## begin
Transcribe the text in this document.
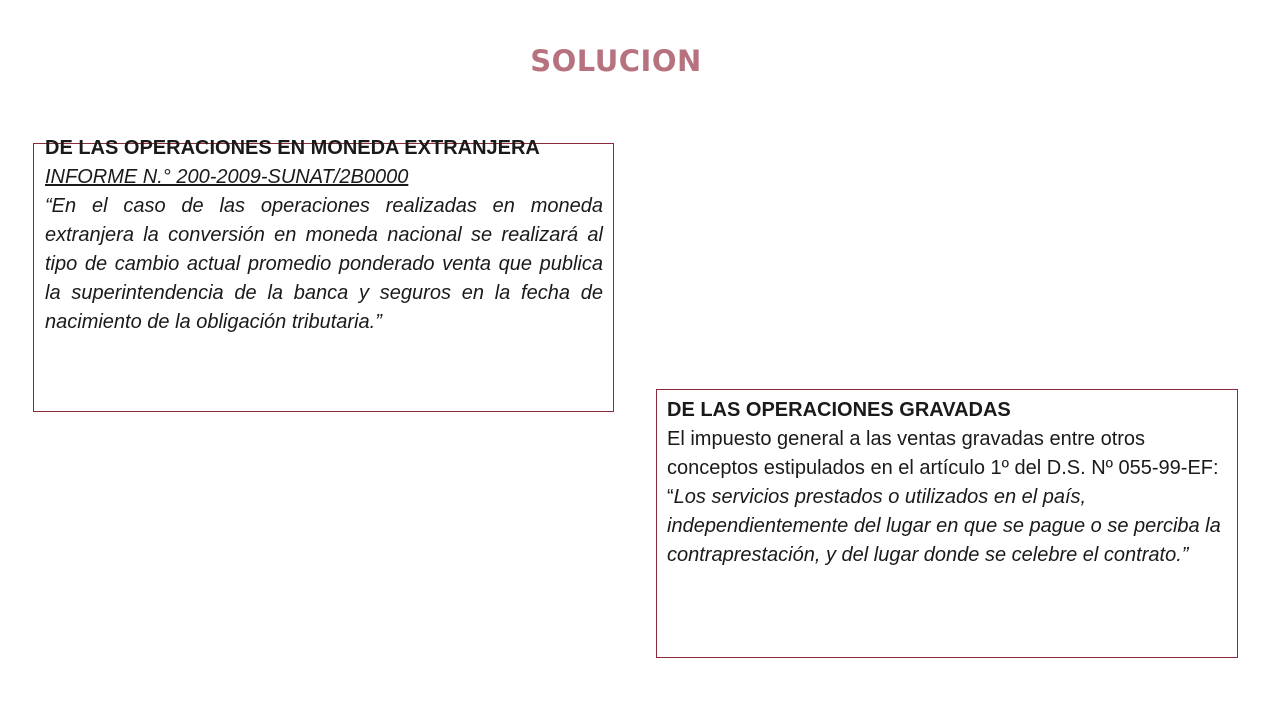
SOLUCION
DE LAS OPERACIONES EN MONEDA EXTRANJERA
INFORME N.° 200-2009-SUNAT/2B0000
“En el caso de las operaciones realizadas en moneda extranjera la conversión en moneda nacional se realizará al tipo de cambio actual promedio ponderado venta que publica la superintendencia de la banca y seguros en la fecha de nacimiento de la obligación tributaria.”
DE LAS OPERACIONES GRAVADAS
El impuesto general a las ventas gravadas entre otros conceptos estipulados en el artículo 1º del D.S. Nº 055-99-EF:
“Los servicios prestados o utilizados en el país, independientemente del lugar en que se pague o se perciba la contraprestación, y del lugar donde se celebre el contrato.”
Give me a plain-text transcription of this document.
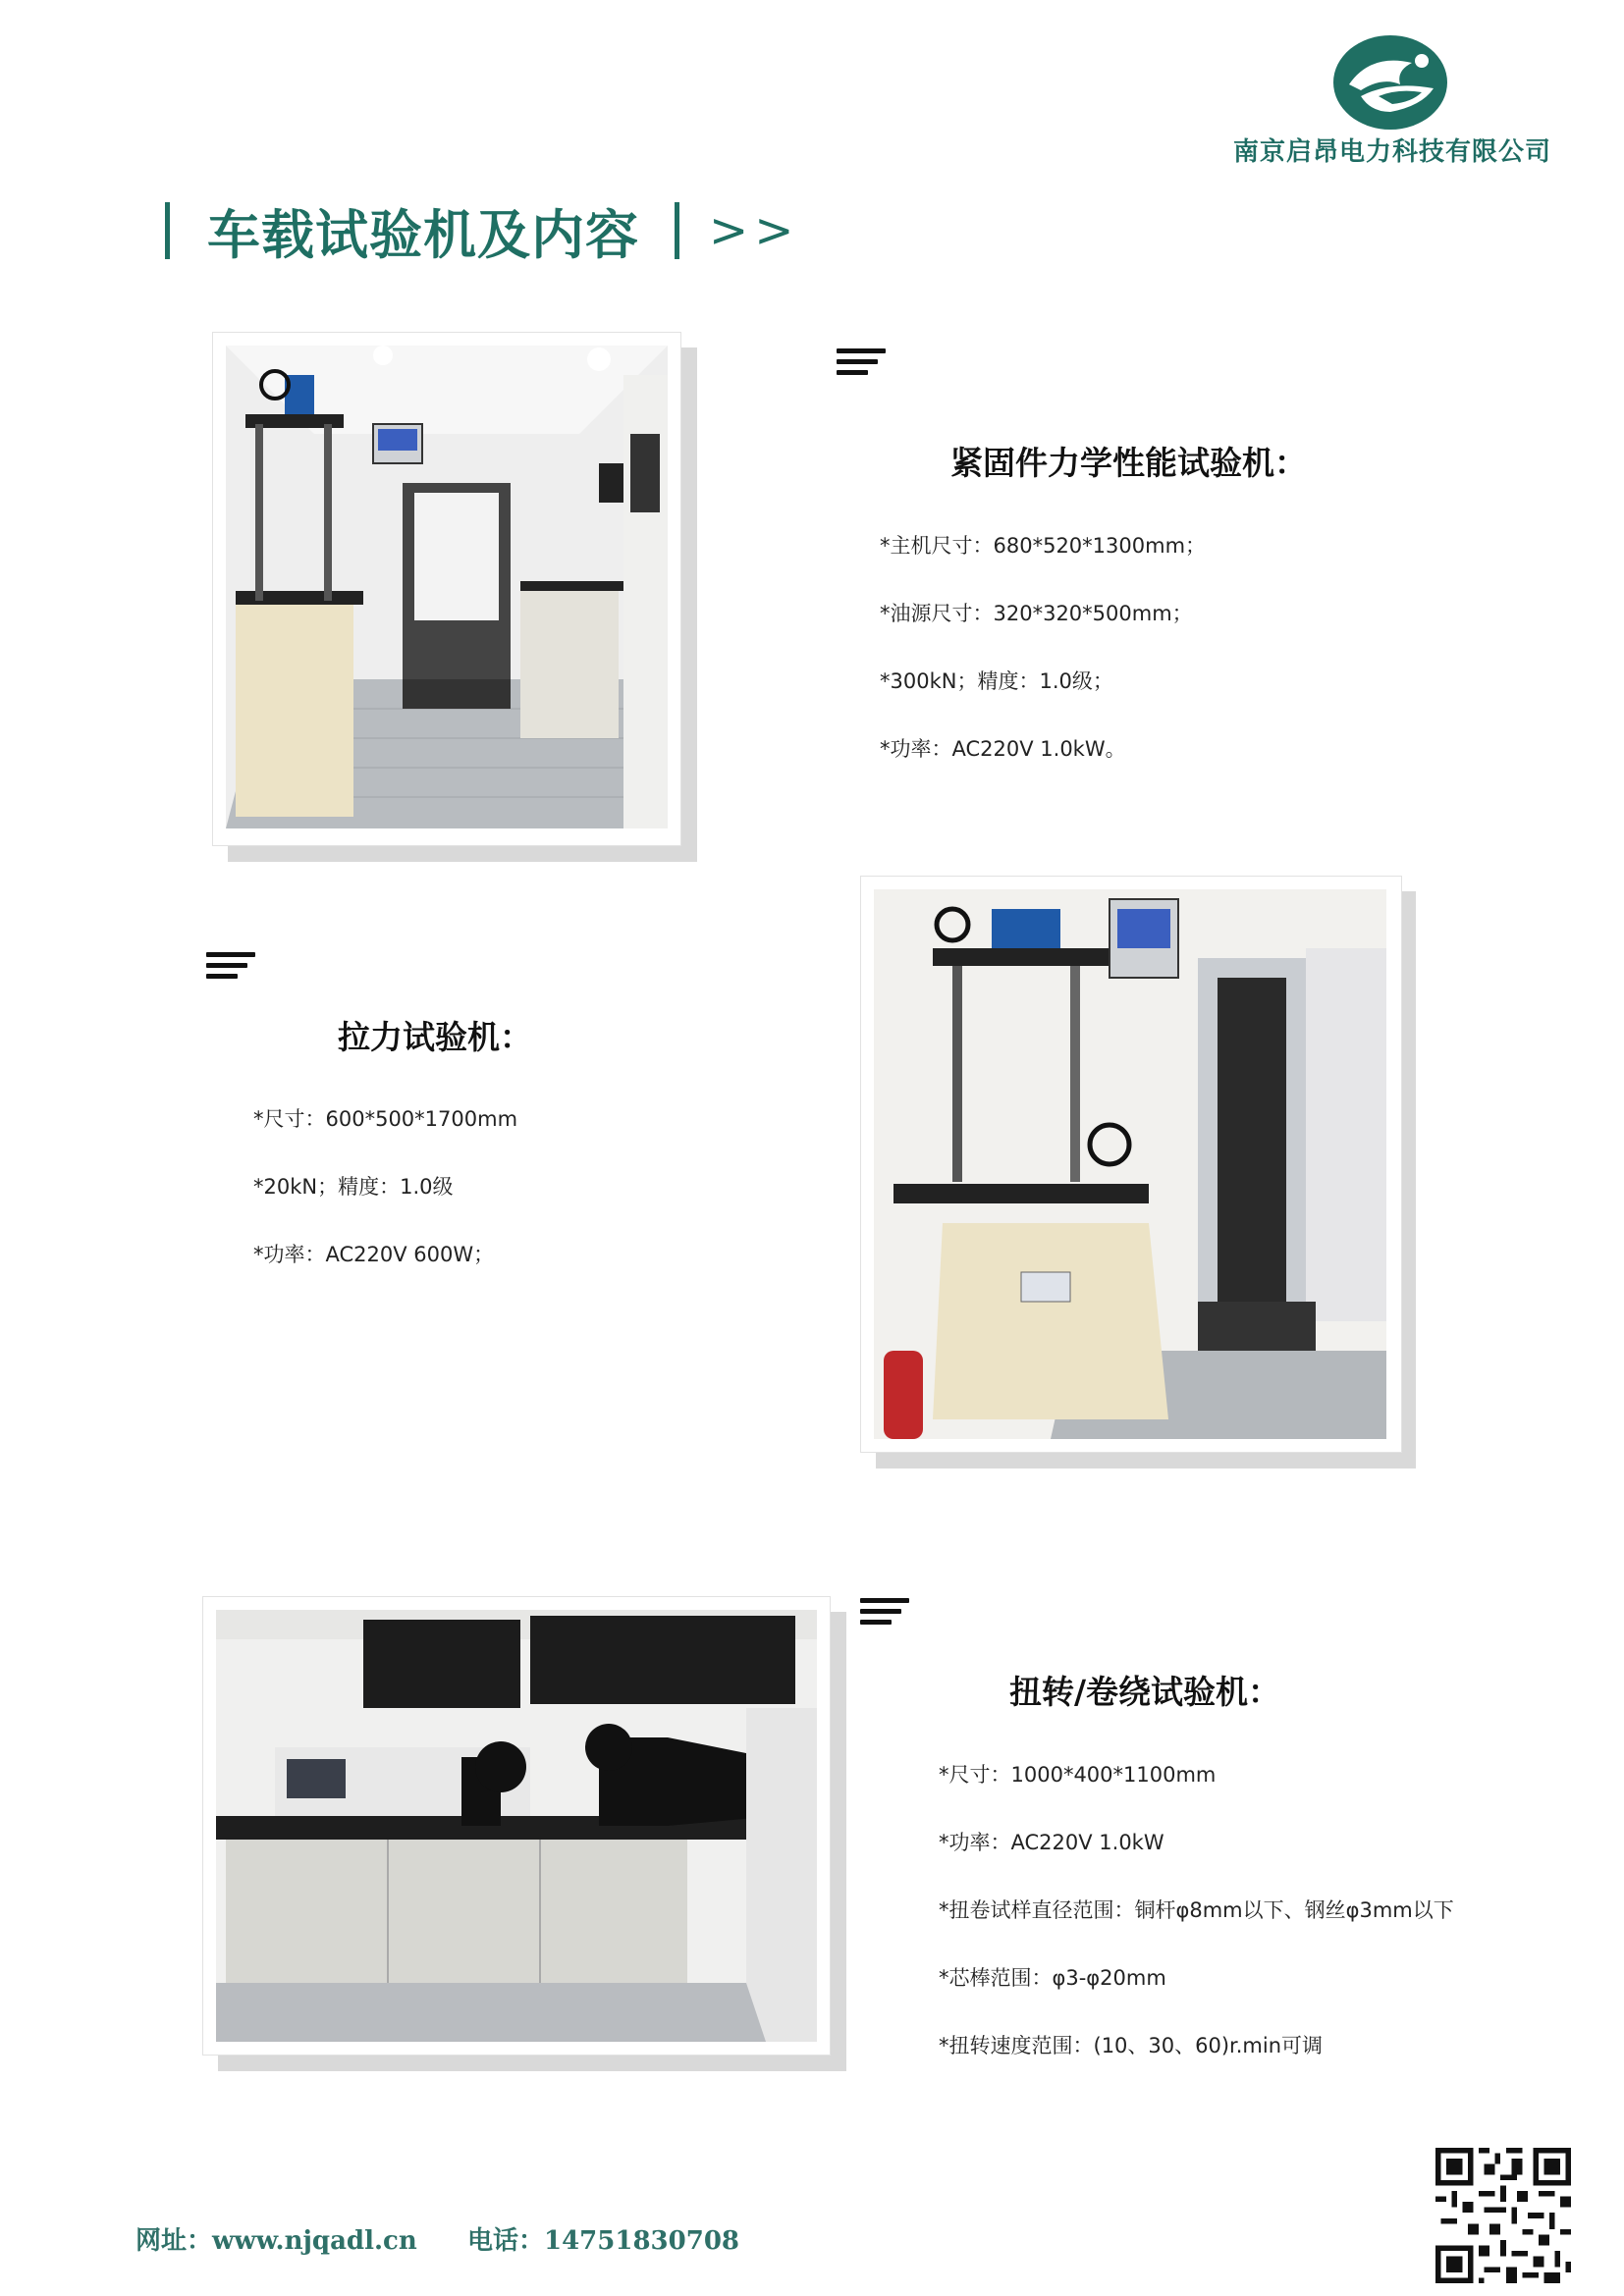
南京启昂电力科技有限公司
车载试验机及内容 >>
紧固件力学性能试验机：
*主机尺寸：680*520*1300mm；
*油源尺寸：320*320*500mm；
*300kN；精度：1.0级；
*功率：AC220V 1.0kW。
拉力试验机：
*尺寸：600*500*1700mm
*20kN；精度：1.0级
*功率：AC220V 600W；
扭转/卷绕试验机：
*尺寸：1000*400*1100mm
*功率：AC220V 1.0kW
*扭卷试样直径范围：铜杆φ8mm以下、钢丝φ3mm以下
*芯棒范围：φ3-φ20mm
*扭转速度范围：(10、30、60)r.min可调
网址：www.njqadl.cn 电话：14751830708
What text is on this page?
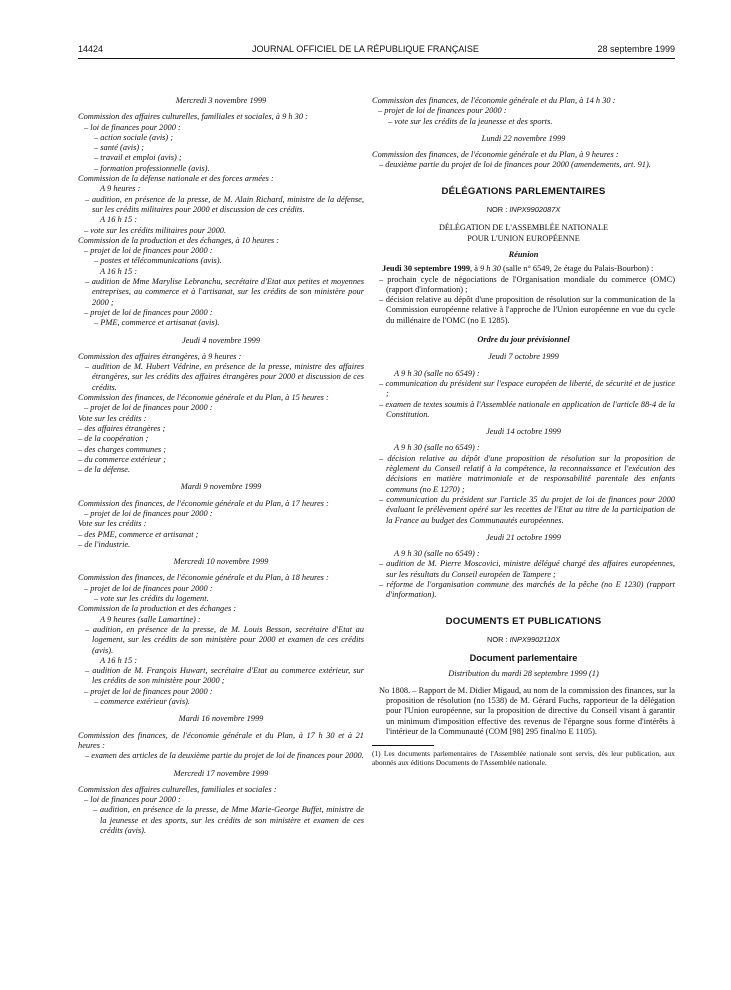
14424	JOURNAL OFFICIEL DE LA RÉPUBLIQUE FRANÇAISE	28 septembre 1999
Mercredi 3 novembre 1999

Commission des affaires culturelles, familiales et sociales, à 9 h 30 :

– loi de finances pour 2000 :

– action sociale (avis) ;

– santé (avis) ;

– travail et emploi (avis) ;

– formation professionnelle (avis).

Commission de la défense nationale et des forces armées :

A 9 heures :

– audition, en présence de la presse, de M. Alain Richard, ministre de la défense, sur les crédits militaires pour 2000 et discussion de ces crédits.

A 16 h 15 :

– vote sur les crédits militaires pour 2000.

Commission de la production et des échanges, à 10 heures :

– projet de loi de finances pour 2000 :

– postes et télécommunications (avis).

A 16 h 15 :

– audition de Mme Marylise Lebranchu, secrétaire d'Etat aux petites et moyennes entreprises, au commerce et à l'artisanat, sur les crédits de son ministère pour 2000 ;

– projet de loi de finances pour 2000 :

– PME, commerce et artisanat (avis).

Jeudi 4 novembre 1999

Commission des affaires étrangères, à 9 heures :

– audition de M. Hubert Védrine, en présence de la presse, ministre des affaires étrangères, sur les crédits des affaires étrangères pour 2000 et discussion de ces crédits.

Commission des finances, de l'économie générale et du Plan, à 15 heures :

– projet de loi de finances pour 2000 :

Vote sur les crédits :

– des affaires étrangères ;

– de la coopération ;

– des charges communes ;

– du commerce extérieur ;

– de la défense.

Mardi 9 novembre 1999

Commission des finances, de l'économie générale et du Plan, à 17 heures :

– projet de loi de finances pour 2000 :

Vote sur les crédits :

– des PME, commerce et artisanat ;

– de l'industrie.

Mercredi 10 novembre 1999

Commission des finances, de l'économie générale et du Plan, à 18 heures :

– projet de loi de finances pour 2000 :

– vote sur les crédits du logement.

Commission de la production et des échanges :

A 9 heures (salle Lamartine) :

– audition, en présence de la presse, de M. Louis Besson, secrétaire d'Etat au logement, sur les crédits de son ministère pour 2000 et examen de ces crédits (avis).

A 16 h 15 :

– audition de M. François Huwart, secrétaire d'Etat au commerce extérieur, sur les crédits de son ministère pour 2000 ;

– projet de loi de finances pour 2000 :

– commerce extérieur (avis).

Mardi 16 novembre 1999

Commission des finances, de l'économie générale et du Plan, à 17 h 30 et à 21 heures :

– examen des articles de la deuxième partie du projet de loi de finances pour 2000.

Mercredi 17 novembre 1999

Commission des affaires culturelles, familiales et sociales :

– loi de finances pour 2000 :

– audition, en présence de la presse, de Mme Marie-George Buffet, ministre de la jeunesse et des sports, sur les crédits de son ministère et examen de ces crédits (avis).

Commission des finances, de l'économie générale et du Plan, à 14 h 30 :

– projet de loi de finances pour 2000 :

– vote sur les crédits de la jeunesse et des sports.

Lundi 22 novembre 1999

Commission des finances, de l'économie générale et du Plan, à 9 heures :

– deuxième partie du projet de loi de finances pour 2000 (amendements, art. 91).

DÉLÉGATIONS PARLEMENTAIRES
NOR : INPX9902087X
DÉLÉGATION DE L'ASSEMBLÉE NATIONALE
POUR L'UNION EUROPÉENNE
Réunion

Jeudi 30 septembre 1999, à 9 h 30 (salle n° 6549, 2e étage du Palais-Bourbon) :

– prochain cycle de négociations de l'Organisation mondiale du commerce (OMC) (rapport d'information) ;

– décision relative au dépôt d'une proposition de résolution sur la communication de la Commission européenne relative à l'approche de l'Union européenne en vue du cycle du millénaire de l'OMC (no E 1285).

Ordre du jour prévisionnel
Jeudi 7 octobre 1999

A 9 h 30 (salle no 6549) :

– communication du président sur l'espace européen de liberté, de sécurité et de justice ;

– examen de textes soumis à l'Assemblée nationale en application de l'article 88-4 de la Constitution.

Jeudi 14 octobre 1999

A 9 h 30 (salle no 6549) :

– décision relative au dépôt d'une proposition de résolution sur la proposition de règlement du Conseil relatif à la compétence, la reconnaissance et l'exécution des décisions en matière matrimoniale et de responsabilité parentale des enfants communs (no E 1270) ;

– communication du président sur l'article 35 du projet de loi de finances pour 2000 évaluant le prélèvement opéré sur les recettes de l'Etat au titre de la participation de la France au budget des Communautés européennes.

Jeudi 21 octobre 1999

A 9 h 30 (salle no 6549) :

– audition de M. Pierre Moscovici, ministre délégué chargé des affaires européennes, sur les résultats du Conseil européen de Tampere ;

– réforme de l'organisation commune des marchés de la pêche (no E 1230) (rapport d'information).

DOCUMENTS ET PUBLICATIONS
NOR : INPX9902110X
Document parlementaire
Distribution du mardi 28 septembre 1999 (1)

No 1808. – Rapport de M. Didier Migaud, au nom de la commission des finances, sur la proposition de résolution (no 1538) de M. Gérard Fuchs, rapporteur de la délégation pour l'Union européenne, sur la proposition de directive du Conseil visant à garantir un minimum d'imposition effective des revenus de l'épargne sous forme d'intérêts à l'intérieur de la Communauté (COM [98] 295 final/no E 1105).

(1) Les documents parlementaires de l'Assemblée nationale sont servis, dès leur publication, aux abonnés aux éditions Documents de l'Assemblée nationale.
## end
_TASK DETAILS_. Retype the whole listing, keeping every line identical and omitting all pictures.

_FINAL RESULT_.
Transcribe the text in this document.
SOLUCION
DE LAS OPERACIONES EN MONEDA EXTRANJERA
INFORME N.° 200-2009-SUNAT/2B0000
“En el caso de las operaciones realizadas en moneda extranjera la conversión en moneda nacional se realizará al tipo de cambio actual promedio ponderado venta que publica la superintendencia de la banca y seguros en la fecha de nacimiento de la obligación tributaria.”
DE LAS OPERACIONES GRAVADAS
El impuesto general a las ventas gravadas entre otros conceptos estipulados en el artículo 1º del D.S. Nº 055-99-EF:
“Los servicios prestados o utilizados en el país, independientemente del lugar en que se pague o se perciba la contraprestación, y del lugar donde se celebre el contrato.”
Give me a plain-text transcription of this document.
南京启昂电力科技有限公司
车载试验机及内容 >>
紧固件力学性能试验机：
*主机尺寸：680*520*1300mm；
*油源尺寸：320*320*500mm；
*300kN；精度：1.0级；
*功率：AC220V 1.0kW。
拉力试验机：
*尺寸：600*500*1700mm
*20kN；精度：1.0级
*功率：AC220V 600W；
扭转/卷绕试验机：
*尺寸：1000*400*1100mm
*功率：AC220V 1.0kW
*扭卷试样直径范围：铜杆φ8mm以下、钢丝φ3mm以下
*芯棒范围：φ3-φ20mm
*扭转速度范围：(10、30、60)r.min可调
网址：www.njqadl.cn 电话：14751830708
What text is on this page?
14424	JOURNAL OFFICIEL DE LA RÉPUBLIQUE FRANÇAISE	28 septembre 1999
Mercredi 3 novembre 1999

Commission des affaires culturelles, familiales et sociales, à 9 h 30 :

– loi de finances pour 2000 :

– action sociale (avis) ;

– santé (avis) ;

– travail et emploi (avis) ;

– formation professionnelle (avis).

Commission de la défense nationale et des forces armées :

A 9 heures :

– audition, en présence de la presse, de M. Alain Richard, ministre de la défense, sur les crédits militaires pour 2000 et discussion de ces crédits.

A 16 h 15 :

– vote sur les crédits militaires pour 2000.

Commission de la production et des échanges, à 10 heures :

– projet de loi de finances pour 2000 :

– postes et télécommunications (avis).

A 16 h 15 :

– audition de Mme Marylise Lebranchu, secrétaire d'Etat aux petites et moyennes entreprises, au commerce et à l'artisanat, sur les crédits de son ministère pour 2000 ;

– projet de loi de finances pour 2000 :

– PME, commerce et artisanat (avis).

Jeudi 4 novembre 1999

Commission des affaires étrangères, à 9 heures :

– audition de M. Hubert Védrine, en présence de la presse, ministre des affaires étrangères, sur les crédits des affaires étrangères pour 2000 et discussion de ces crédits.

Commission des finances, de l'économie générale et du Plan, à 15 heures :

– projet de loi de finances pour 2000 :

Vote sur les crédits :

– des affaires étrangères ;

– de la coopération ;

– des charges communes ;

– du commerce extérieur ;

– de la défense.

Mardi 9 novembre 1999

Commission des finances, de l'économie générale et du Plan, à 17 heures :

– projet de loi de finances pour 2000 :

Vote sur les crédits :

– des PME, commerce et artisanat ;

– de l'industrie.

Mercredi 10 novembre 1999

Commission des finances, de l'économie générale et du Plan, à 18 heures :

– projet de loi de finances pour 2000 :

– vote sur les crédits du logement.

Commission de la production et des échanges :

A 9 heures (salle Lamartine) :

– audition, en présence de la presse, de M. Louis Besson, secrétaire d'Etat au logement, sur les crédits de son ministère pour 2000 et examen de ces crédits (avis).

A 16 h 15 :

– audition de M. François Huwart, secrétaire d'Etat au commerce extérieur, sur les crédits de son ministère pour 2000 ;

– projet de loi de finances pour 2000 :

– commerce extérieur (avis).

Mardi 16 novembre 1999

Commission des finances, de l'économie générale et du Plan, à 17 h 30 et à 21 heures :

– examen des articles de la deuxième partie du projet de loi de finances pour 2000.

Mercredi 17 novembre 1999

Commission des affaires culturelles, familiales et sociales :

– loi de finances pour 2000 :

– audition, en présence de la presse, de Mme Marie-George Buffet, ministre de la jeunesse et des sports, sur les crédits de son ministère et examen de ces crédits (avis).

Commission des finances, de l'économie générale et du Plan, à 14 h 30 :

– projet de loi de finances pour 2000 :

– vote sur les crédits de la jeunesse et des sports.

Lundi 22 novembre 1999

Commission des finances, de l'économie générale et du Plan, à 9 heures :

– deuxième partie du projet de loi de finances pour 2000 (amendements, art. 91).

DÉLÉGATIONS PARLEMENTAIRES
NOR : INPX9902087X
DÉLÉGATION DE L'ASSEMBLÉE NATIONALE
POUR L'UNION EUROPÉENNE
Réunion

Jeudi 30 septembre 1999, à 9 h 30 (salle n° 6549, 2e étage du Palais-Bourbon) :

– prochain cycle de négociations de l'Organisation mondiale du commerce (OMC) (rapport d'information) ;

– décision relative au dépôt d'une proposition de résolution sur la communication de la Commission européenne relative à l'approche de l'Union européenne en vue du cycle du millénaire de l'OMC (no E 1285).

Ordre du jour prévisionnel
Jeudi 7 octobre 1999

A 9 h 30 (salle no 6549) :

– communication du président sur l'espace européen de liberté, de sécurité et de justice ;

– examen de textes soumis à l'Assemblée nationale en application de l'article 88-4 de la Constitution.

Jeudi 14 octobre 1999

A 9 h 30 (salle no 6549) :

– décision relative au dépôt d'une proposition de résolution sur la proposition de règlement du Conseil relatif à la compétence, la reconnaissance et l'exécution des décisions en matière matrimoniale et de responsabilité parentale des enfants communs (no E 1270) ;

– communication du président sur l'article 35 du projet de loi de finances pour 2000 évaluant le prélèvement opéré sur les recettes de l'Etat au titre de la participation de la France au budget des Communautés européennes.

Jeudi 21 octobre 1999

A 9 h 30 (salle no 6549) :

– audition de M. Pierre Moscovici, ministre délégué chargé des affaires européennes, sur les résultats du Conseil européen de Tampere ;

– réforme de l'organisation commune des marchés de la pêche (no E 1230) (rapport d'information).

DOCUMENTS ET PUBLICATIONS
NOR : INPX9902110X
Document parlementaire
Distribution du mardi 28 septembre 1999 (1)

No 1808. – Rapport de M. Didier Migaud, au nom de la commission des finances, sur la proposition de résolution (no 1538) de M. Gérard Fuchs, rapporteur de la délégation pour l'Union européenne, sur la proposition de directive du Conseil visant à garantir un minimum d'imposition effective des revenus de l'épargne sous forme d'intérêts à l'intérieur de la Communauté (COM [98] 295 final/no E 1105).

(1) Les documents parlementaires de l'Assemblée nationale sont servis, dès leur publication, aux abonnés aux éditions Documents de l'Assemblée nationale.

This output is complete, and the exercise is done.